• INSTRUCTIONS TO FOLLOW:
Copy out all lines that hold "TƯỜNG".

• RECORD SET:
- - -

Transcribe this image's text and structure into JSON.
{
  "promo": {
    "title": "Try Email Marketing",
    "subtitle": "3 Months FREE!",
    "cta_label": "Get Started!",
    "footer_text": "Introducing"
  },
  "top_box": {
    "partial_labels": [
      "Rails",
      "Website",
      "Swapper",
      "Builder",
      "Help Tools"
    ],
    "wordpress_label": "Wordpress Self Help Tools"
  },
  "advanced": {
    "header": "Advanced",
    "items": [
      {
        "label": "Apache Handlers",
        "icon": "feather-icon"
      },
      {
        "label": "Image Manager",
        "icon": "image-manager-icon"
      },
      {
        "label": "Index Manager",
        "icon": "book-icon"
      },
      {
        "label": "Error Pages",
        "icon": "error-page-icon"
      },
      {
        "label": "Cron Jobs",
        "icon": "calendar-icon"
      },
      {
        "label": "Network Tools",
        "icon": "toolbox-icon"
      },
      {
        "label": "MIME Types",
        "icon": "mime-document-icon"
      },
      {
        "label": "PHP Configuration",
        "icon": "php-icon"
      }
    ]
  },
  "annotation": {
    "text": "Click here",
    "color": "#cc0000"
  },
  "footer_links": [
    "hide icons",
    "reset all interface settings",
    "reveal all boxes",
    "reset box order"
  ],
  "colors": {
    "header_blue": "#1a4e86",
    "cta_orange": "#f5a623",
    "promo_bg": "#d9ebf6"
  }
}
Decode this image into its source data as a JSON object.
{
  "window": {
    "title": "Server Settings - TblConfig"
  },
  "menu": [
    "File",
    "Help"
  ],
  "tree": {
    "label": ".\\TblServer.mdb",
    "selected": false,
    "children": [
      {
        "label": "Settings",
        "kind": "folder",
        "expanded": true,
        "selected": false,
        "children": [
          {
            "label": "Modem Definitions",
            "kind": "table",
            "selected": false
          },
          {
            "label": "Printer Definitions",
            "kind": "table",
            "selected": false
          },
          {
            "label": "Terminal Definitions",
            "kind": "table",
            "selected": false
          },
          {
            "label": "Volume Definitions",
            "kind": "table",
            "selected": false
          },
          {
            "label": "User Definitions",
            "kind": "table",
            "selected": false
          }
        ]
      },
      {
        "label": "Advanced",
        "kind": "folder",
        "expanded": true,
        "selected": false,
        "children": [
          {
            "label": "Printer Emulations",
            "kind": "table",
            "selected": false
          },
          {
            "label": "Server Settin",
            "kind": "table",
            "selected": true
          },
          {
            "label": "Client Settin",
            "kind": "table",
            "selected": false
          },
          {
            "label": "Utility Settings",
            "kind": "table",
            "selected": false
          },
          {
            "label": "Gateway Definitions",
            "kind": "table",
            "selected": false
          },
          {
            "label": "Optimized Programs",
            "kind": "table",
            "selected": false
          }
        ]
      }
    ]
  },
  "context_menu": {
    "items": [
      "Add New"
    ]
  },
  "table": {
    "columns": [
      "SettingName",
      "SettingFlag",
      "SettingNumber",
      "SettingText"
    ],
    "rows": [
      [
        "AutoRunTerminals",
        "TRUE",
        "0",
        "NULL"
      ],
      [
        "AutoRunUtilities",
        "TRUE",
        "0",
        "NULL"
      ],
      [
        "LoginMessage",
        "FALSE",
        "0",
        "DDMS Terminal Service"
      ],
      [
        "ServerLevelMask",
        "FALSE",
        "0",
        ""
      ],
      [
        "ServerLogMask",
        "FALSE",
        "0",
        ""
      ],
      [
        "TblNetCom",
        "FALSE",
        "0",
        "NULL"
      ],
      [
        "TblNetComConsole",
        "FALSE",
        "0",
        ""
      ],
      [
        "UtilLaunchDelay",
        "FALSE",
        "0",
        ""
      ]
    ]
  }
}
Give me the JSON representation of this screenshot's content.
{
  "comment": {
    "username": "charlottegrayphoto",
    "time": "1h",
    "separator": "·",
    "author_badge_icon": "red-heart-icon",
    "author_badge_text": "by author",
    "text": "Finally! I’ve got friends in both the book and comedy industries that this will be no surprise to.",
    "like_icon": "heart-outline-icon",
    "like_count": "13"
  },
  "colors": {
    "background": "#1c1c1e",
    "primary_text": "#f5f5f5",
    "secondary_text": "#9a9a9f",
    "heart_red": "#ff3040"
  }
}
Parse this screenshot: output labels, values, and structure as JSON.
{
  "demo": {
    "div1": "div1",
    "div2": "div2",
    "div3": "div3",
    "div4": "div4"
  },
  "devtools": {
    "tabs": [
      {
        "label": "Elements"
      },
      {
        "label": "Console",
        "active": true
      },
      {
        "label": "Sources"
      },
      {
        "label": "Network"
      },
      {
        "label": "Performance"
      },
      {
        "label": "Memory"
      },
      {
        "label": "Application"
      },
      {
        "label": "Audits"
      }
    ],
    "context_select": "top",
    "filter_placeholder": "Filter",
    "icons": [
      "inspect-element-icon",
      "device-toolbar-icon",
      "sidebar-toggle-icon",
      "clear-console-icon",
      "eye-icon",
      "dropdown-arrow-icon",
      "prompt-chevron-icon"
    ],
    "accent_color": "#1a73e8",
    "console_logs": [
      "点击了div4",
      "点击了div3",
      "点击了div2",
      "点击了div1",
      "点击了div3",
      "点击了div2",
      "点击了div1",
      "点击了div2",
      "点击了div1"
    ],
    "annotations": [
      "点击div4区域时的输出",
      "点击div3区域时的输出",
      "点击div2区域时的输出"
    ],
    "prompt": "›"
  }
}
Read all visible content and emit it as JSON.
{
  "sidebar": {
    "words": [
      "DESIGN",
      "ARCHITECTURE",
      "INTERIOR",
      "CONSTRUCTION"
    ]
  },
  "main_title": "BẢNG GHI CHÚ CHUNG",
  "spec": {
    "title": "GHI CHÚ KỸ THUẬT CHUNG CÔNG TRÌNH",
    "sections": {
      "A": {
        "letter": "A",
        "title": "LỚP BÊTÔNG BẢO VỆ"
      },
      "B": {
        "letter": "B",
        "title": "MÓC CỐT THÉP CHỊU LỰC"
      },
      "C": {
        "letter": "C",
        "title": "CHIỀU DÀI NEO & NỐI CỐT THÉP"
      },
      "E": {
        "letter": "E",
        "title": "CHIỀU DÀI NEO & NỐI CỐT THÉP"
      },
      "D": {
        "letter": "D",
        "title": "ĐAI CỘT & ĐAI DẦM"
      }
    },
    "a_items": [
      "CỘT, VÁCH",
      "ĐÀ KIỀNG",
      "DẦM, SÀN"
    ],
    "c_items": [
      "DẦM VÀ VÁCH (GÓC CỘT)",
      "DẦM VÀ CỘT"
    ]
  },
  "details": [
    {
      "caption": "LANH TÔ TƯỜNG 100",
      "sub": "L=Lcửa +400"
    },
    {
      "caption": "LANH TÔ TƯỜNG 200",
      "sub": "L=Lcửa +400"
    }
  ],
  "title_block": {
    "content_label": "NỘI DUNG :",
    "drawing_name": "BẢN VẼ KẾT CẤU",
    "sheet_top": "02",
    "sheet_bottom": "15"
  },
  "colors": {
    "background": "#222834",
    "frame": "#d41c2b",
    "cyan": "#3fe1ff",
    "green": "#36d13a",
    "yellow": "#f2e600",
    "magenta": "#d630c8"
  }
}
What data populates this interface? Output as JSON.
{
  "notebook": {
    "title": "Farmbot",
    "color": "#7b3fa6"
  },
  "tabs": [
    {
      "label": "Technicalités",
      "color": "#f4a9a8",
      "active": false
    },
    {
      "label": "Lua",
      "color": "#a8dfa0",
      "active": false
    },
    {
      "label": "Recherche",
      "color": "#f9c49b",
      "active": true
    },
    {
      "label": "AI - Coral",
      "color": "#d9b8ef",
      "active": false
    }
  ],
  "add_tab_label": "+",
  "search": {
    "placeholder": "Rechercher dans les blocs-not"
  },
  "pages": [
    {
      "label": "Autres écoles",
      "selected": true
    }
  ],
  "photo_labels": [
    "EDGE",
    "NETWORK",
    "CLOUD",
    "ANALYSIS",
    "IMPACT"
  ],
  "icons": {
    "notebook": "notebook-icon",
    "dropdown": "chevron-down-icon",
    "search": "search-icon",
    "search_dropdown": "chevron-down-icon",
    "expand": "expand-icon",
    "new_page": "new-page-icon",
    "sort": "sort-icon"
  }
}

- - -

• OUTPUT OF THE TASK:
      "caption": "LANH TÔ TƯỜNG 100",
      "caption": "LANH TÔ TƯỜNG 200",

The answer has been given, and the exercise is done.